[Start RECORDS FOR THIS EXERCISE]

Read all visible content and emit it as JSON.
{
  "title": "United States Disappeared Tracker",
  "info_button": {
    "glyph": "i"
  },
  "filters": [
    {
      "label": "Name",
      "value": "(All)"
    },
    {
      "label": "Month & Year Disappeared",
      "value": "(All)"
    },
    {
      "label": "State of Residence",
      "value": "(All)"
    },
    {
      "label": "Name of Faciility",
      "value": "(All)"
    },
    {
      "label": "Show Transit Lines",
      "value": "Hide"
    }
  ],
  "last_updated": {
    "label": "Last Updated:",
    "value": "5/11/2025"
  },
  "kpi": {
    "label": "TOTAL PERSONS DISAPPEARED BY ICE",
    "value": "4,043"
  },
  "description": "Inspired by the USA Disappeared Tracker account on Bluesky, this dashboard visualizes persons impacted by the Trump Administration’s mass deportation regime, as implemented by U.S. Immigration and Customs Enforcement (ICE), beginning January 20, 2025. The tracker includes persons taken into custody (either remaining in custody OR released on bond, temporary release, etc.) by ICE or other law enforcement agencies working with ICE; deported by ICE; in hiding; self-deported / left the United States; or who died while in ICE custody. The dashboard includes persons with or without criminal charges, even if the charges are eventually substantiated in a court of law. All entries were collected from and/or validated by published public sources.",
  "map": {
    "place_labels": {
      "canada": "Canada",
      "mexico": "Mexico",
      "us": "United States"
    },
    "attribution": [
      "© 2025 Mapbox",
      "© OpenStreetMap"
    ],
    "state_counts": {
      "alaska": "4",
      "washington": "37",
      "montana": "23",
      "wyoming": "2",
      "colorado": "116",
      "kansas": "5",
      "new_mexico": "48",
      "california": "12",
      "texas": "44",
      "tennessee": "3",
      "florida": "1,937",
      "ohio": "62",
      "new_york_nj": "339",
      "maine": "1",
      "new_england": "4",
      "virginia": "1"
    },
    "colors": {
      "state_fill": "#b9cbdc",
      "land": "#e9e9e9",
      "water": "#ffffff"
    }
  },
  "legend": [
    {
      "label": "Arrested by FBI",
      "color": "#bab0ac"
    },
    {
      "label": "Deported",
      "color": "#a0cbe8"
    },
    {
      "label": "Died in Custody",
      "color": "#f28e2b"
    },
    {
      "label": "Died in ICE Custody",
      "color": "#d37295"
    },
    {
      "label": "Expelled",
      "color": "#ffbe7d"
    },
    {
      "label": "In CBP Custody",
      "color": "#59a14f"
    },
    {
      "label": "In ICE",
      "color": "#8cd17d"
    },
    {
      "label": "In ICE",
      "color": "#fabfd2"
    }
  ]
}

[End RECORDS FOR THIS EXERCISE]

- _WRITTEN INSTRUCTION_
Write out every record, exactly as written.

- _SOLUTION TO THIS PROBLEM_
Read all visible content and emit it as JSON.
{
  "title": "United States Disappeared Tracker",
  "info_button": {
    "glyph": "i"
  },
  "filters": [
    {
      "label": "Name",
      "value": "(All)"
    },
    {
      "label": "Month & Year Disappeared",
      "value": "(All)"
    },
    {
      "label": "State of Residence",
      "value": "(All)"
    },
    {
      "label": "Name of Faciility",
      "value": "(All)"
    },
    {
      "label": "Show Transit Lines",
      "value": "Hide"
    }
  ],
  "last_updated": {
    "label": "Last Updated:",
    "value": "5/11/2025"
  },
  "kpi": {
    "label": "TOTAL PERSONS DISAPPEARED BY ICE",
    "value": "4,043"
  },
  "description": "Inspired by the USA Disappeared Tracker account on Bluesky, this dashboard visualizes persons impacted by the Trump Administration’s mass deportation regime, as implemented by U.S. Immigration and Customs Enforcement (ICE), beginning January 20, 2025. The tracker includes persons taken into custody (either remaining in custody OR released on bond, temporary release, etc.) by ICE or other law enforcement agencies working with ICE; deported by ICE; in hiding; self-deported / left the United States; or who died while in ICE custody. The dashboard includes persons with or without criminal charges, even if the charges are eventually substantiated in a court of law. All entries were collected from and/or validated by published public sources.",
  "map": {
    "place_labels": {
      "canada": "Canada",
      "mexico": "Mexico",
      "us": "United States"
    },
    "attribution": [
      "© 2025 Mapbox",
      "© OpenStreetMap"
    ],
    "state_counts": {
      "alaska": "4",
      "washington": "37",
      "montana": "23",
      "wyoming": "2",
      "colorado": "116",
      "kansas": "5",
      "new_mexico": "48",
      "california": "12",
      "texas": "44",
      "tennessee": "3",
      "florida": "1,937",
      "ohio": "62",
      "new_york_nj": "339",
      "maine": "1",
      "new_england": "4",
      "virginia": "1"
    },
    "colors": {
      "state_fill": "#b9cbdc",
      "land": "#e9e9e9",
      "water": "#ffffff"
    }
  },
  "legend": [
    {
      "label": "Arrested by FBI",
      "color": "#bab0ac"
    },
    {
      "label": "Deported",
      "color": "#a0cbe8"
    },
    {
      "label": "Died in Custody",
      "color": "#f28e2b"
    },
    {
      "label": "Died in ICE Custody",
      "color": "#d37295"
    },
    {
      "label": "Expelled",
      "color": "#ffbe7d"
    },
    {
      "label": "In CBP Custody",
      "color": "#59a14f"
    },
    {
      "label": "In ICE",
      "color": "#8cd17d"
    },
    {
      "label": "In ICE",
      "color": "#fabfd2"
    }
  ]
}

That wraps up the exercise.